>> Start Records supplied
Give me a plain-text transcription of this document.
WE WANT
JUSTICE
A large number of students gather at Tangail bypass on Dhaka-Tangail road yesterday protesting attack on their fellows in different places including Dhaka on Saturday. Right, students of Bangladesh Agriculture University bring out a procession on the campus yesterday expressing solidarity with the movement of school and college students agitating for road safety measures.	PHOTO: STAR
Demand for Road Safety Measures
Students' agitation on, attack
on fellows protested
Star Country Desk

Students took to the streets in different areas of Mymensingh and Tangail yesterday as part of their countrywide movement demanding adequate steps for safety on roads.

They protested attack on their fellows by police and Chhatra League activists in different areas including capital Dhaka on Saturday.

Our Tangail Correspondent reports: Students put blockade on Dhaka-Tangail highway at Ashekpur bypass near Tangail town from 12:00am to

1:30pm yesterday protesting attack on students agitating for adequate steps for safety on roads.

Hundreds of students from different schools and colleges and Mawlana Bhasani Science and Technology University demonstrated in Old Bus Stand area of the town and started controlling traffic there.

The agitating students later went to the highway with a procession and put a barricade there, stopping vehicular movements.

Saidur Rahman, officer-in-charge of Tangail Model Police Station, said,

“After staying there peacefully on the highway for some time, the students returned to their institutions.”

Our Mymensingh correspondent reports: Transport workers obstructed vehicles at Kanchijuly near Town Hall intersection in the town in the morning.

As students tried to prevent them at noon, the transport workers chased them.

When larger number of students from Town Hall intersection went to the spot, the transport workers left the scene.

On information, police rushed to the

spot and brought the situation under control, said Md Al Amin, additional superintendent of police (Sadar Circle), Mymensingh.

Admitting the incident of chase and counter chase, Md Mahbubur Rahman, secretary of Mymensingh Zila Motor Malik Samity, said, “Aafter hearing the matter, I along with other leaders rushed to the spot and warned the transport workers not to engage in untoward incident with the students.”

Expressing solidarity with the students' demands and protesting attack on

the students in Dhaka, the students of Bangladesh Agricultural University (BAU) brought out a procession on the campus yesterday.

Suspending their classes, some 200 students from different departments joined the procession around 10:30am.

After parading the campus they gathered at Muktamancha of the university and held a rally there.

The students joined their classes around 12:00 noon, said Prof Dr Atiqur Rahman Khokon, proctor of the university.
>> End Records supplied
### Given problem
Please output the complete data exactly.

### Answer to the problem
Give me a plain-text transcription of this document.
WE WANT
JUSTICE
A large number of students gather at Tangail bypass on Dhaka-Tangail road yesterday protesting attack on their fellows in different places including Dhaka on Saturday. Right, students of Bangladesh Agriculture University bring out a procession on the campus yesterday expressing solidarity with the movement of school and college students agitating for road safety measures.	PHOTO: STAR
Demand for Road Safety Measures
Students' agitation on, attack
on fellows protested
Star Country Desk

Students took to the streets in different areas of Mymensingh and Tangail yesterday as part of their countrywide movement demanding adequate steps for safety on roads.

They protested attack on their fellows by police and Chhatra League activists in different areas including capital Dhaka on Saturday.

Our Tangail Correspondent reports: Students put blockade on Dhaka-Tangail highway at Ashekpur bypass near Tangail town from 12:00am to

1:30pm yesterday protesting attack on students agitating for adequate steps for safety on roads.

Hundreds of students from different schools and colleges and Mawlana Bhasani Science and Technology University demonstrated in Old Bus Stand area of the town and started controlling traffic there.

The agitating students later went to the highway with a procession and put a barricade there, stopping vehicular movements.

Saidur Rahman, officer-in-charge of Tangail Model Police Station, said,

“After staying there peacefully on the highway for some time, the students returned to their institutions.”

Our Mymensingh correspondent reports: Transport workers obstructed vehicles at Kanchijuly near Town Hall intersection in the town in the morning.

As students tried to prevent them at noon, the transport workers chased them.

When larger number of students from Town Hall intersection went to the spot, the transport workers left the scene.

On information, police rushed to the

spot and brought the situation under control, said Md Al Amin, additional superintendent of police (Sadar Circle), Mymensingh.

Admitting the incident of chase and counter chase, Md Mahbubur Rahman, secretary of Mymensingh Zila Motor Malik Samity, said, “Aafter hearing the matter, I along with other leaders rushed to the spot and warned the transport workers not to engage in untoward incident with the students.”

Expressing solidarity with the students' demands and protesting attack on

the students in Dhaka, the students of Bangladesh Agricultural University (BAU) brought out a procession on the campus yesterday.

Suspending their classes, some 200 students from different departments joined the procession around 10:30am.

After parading the campus they gathered at Muktamancha of the university and held a rally there.

The students joined their classes around 12:00 noon, said Prof Dr Atiqur Rahman Khokon, proctor of the university.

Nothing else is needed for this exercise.